— begin —
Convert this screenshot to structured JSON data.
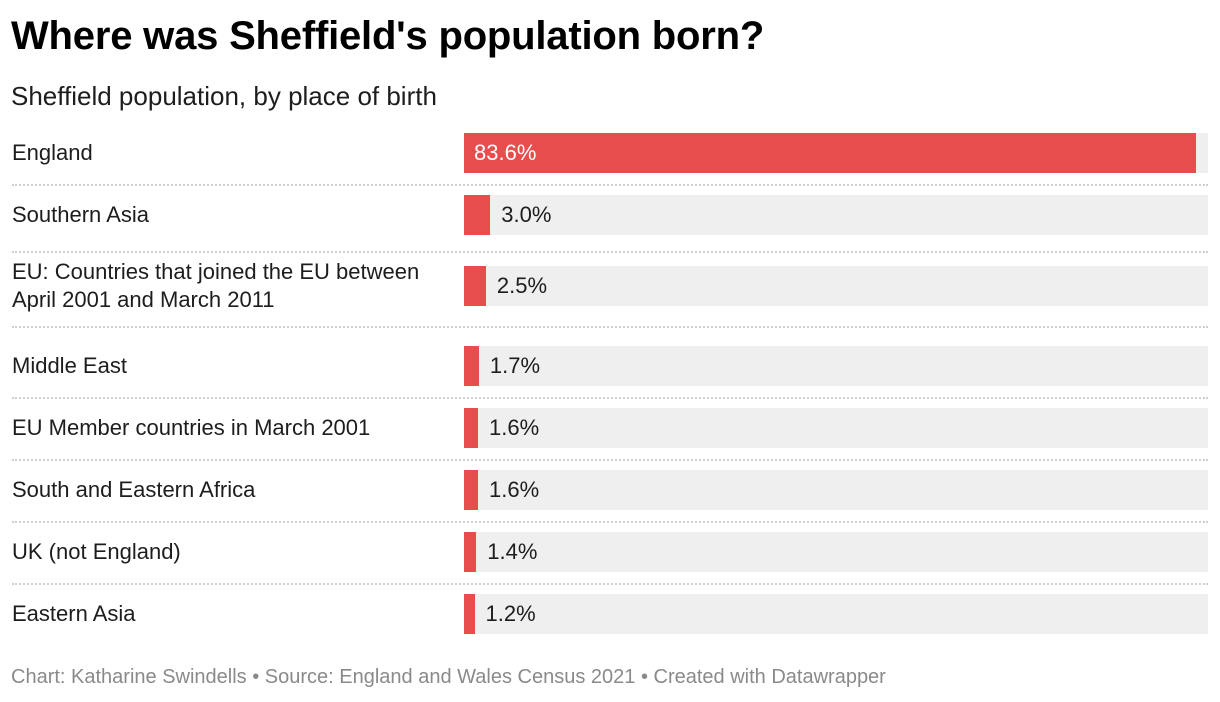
{
  "chart_data": {
    "type": "bar",
    "orientation": "horizontal",
    "title": "Where was Sheffield's population born?",
    "subtitle": "Sheffield population, by place of birth",
    "categories": [
      "England",
      "Southern Asia",
      "EU: Countries that joined the EU between April 2001 and March 2011",
      "Middle East",
      "EU Member countries in March 2001",
      "South and Eastern Africa",
      "UK (not England)",
      "Eastern Asia"
    ],
    "label_lines": [
      [
        "England"
      ],
      [
        "Southern Asia"
      ],
      [
        "EU: Countries that joined the EU between",
        "April 2001 and March 2011"
      ],
      [
        "Middle East"
      ],
      [
        "EU Member countries in March 2001"
      ],
      [
        "South and Eastern Africa"
      ],
      [
        "UK (not England)"
      ],
      [
        "Eastern Asia"
      ]
    ],
    "values": [
      83.6,
      3.0,
      2.5,
      1.7,
      1.6,
      1.6,
      1.4,
      1.2
    ],
    "value_labels": [
      "83.6%",
      "3.0%",
      "2.5%",
      "1.7%",
      "1.6%",
      "1.6%",
      "1.4%",
      "1.2%"
    ],
    "unit": "%",
    "xlim": [
      0,
      85
    ],
    "colors": {
      "bar": "#e84d4d",
      "track": "#efefef",
      "separator": "#cfcfcf"
    }
  },
  "footer": {
    "text": "Chart: Katharine Swindells • Source: England and Wales Census 2021 • Created with Datawrapper"
  }
}
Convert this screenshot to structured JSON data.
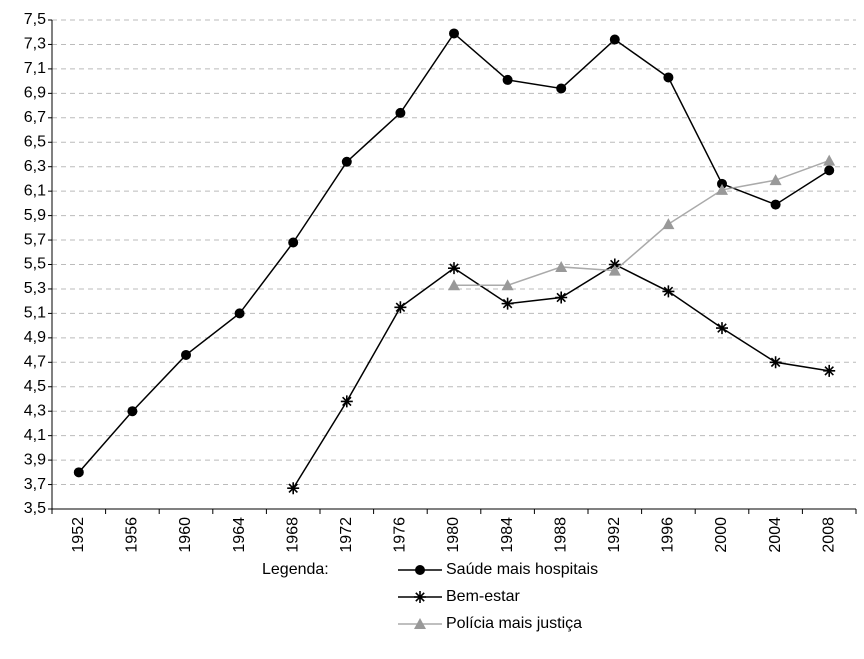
— end —
Write out the listing word for word, omitting the pictures it holds.

Convert this screenshot to structured JSON data.
{
  "chart_data": {
    "type": "bar",
    "orientation": "horizontal",
    "title": "Where was Sheffield's population born?",
    "subtitle": "Sheffield population, by place of birth",
    "categories": [
      "England",
      "Southern Asia",
      "EU: Countries that joined the EU between April 2001 and March 2011",
      "Middle East",
      "EU Member countries in March 2001",
      "South and Eastern Africa",
      "UK (not England)",
      "Eastern Asia"
    ],
    "label_lines": [
      [
        "England"
      ],
      [
        "Southern Asia"
      ],
      [
        "EU: Countries that joined the EU between",
        "April 2001 and March 2011"
      ],
      [
        "Middle East"
      ],
      [
        "EU Member countries in March 2001"
      ],
      [
        "South and Eastern Africa"
      ],
      [
        "UK (not England)"
      ],
      [
        "Eastern Asia"
      ]
    ],
    "values": [
      83.6,
      3.0,
      2.5,
      1.7,
      1.6,
      1.6,
      1.4,
      1.2
    ],
    "value_labels": [
      "83.6%",
      "3.0%",
      "2.5%",
      "1.7%",
      "1.6%",
      "1.6%",
      "1.4%",
      "1.2%"
    ],
    "unit": "%",
    "xlim": [
      0,
      85
    ],
    "colors": {
      "bar": "#e84d4d",
      "track": "#efefef",
      "separator": "#cfcfcf"
    }
  },
  "footer": {
    "text": "Chart: Katharine Swindells • Source: England and Wales Census 2021 • Created with Datawrapper"
  }
}
Convert this screenshot to structured JSON data.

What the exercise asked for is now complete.